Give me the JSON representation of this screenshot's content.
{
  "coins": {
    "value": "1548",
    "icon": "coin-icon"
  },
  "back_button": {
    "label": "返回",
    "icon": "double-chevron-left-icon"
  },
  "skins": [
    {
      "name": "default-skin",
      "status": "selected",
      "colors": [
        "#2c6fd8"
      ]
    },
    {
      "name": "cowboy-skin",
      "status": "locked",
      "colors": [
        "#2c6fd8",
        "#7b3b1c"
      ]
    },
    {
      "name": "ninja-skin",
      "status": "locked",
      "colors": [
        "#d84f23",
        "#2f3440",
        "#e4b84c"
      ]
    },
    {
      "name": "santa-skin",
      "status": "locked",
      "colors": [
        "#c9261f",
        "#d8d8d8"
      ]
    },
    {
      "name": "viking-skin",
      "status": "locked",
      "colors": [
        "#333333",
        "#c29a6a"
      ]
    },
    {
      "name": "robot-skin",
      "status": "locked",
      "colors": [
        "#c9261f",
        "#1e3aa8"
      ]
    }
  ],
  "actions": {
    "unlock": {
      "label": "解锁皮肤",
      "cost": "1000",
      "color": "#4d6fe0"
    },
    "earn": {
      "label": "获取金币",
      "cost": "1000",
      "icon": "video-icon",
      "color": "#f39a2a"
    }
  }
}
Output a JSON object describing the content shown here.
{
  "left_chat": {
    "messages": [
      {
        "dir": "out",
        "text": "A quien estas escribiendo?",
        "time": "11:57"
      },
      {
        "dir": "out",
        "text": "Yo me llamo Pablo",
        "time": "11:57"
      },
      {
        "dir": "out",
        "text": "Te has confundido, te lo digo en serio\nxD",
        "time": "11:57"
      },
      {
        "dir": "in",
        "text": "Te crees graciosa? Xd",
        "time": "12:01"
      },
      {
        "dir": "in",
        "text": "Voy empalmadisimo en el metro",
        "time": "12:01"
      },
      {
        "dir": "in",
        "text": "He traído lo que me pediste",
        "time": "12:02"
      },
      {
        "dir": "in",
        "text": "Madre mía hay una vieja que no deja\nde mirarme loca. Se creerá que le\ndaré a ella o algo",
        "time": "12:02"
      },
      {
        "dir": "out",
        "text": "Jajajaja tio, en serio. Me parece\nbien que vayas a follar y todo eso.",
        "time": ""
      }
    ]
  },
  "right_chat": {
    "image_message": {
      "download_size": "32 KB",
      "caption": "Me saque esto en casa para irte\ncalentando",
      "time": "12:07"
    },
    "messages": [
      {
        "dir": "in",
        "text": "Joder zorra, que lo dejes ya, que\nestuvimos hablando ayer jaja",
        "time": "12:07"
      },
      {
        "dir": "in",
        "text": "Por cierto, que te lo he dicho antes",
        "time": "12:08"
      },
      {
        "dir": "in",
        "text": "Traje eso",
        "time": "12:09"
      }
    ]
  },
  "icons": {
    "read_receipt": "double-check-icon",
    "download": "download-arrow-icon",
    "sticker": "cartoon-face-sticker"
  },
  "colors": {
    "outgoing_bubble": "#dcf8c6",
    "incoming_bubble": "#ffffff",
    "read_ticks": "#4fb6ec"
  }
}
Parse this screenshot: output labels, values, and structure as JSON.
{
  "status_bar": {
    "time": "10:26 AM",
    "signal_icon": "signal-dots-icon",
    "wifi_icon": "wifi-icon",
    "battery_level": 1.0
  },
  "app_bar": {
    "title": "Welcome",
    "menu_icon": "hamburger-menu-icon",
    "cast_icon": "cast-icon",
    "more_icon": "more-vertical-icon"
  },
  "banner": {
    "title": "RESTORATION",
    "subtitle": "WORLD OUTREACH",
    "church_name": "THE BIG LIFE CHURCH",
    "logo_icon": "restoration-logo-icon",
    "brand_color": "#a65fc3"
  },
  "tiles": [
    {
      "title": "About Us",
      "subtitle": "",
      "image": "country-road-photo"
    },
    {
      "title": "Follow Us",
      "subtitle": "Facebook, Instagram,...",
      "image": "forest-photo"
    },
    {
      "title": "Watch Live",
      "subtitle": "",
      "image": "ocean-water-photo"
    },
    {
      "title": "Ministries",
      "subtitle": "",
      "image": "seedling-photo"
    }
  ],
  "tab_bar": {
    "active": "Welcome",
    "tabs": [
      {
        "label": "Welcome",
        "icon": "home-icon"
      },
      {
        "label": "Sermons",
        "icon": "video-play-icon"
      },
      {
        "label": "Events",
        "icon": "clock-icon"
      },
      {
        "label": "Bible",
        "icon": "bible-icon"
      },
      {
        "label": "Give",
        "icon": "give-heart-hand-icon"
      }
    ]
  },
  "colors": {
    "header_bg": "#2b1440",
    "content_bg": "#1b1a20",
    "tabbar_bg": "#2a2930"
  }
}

• • • • •

• **WORK TO COMPLETE**:
List every line above that holds the word "JSON".

• **COMPLETE ANSWER**:
Give me the JSON representation of this screenshot's content.
Output a JSON object describing the content shown here.
Parse this screenshot: output labels, values, and structure as JSON.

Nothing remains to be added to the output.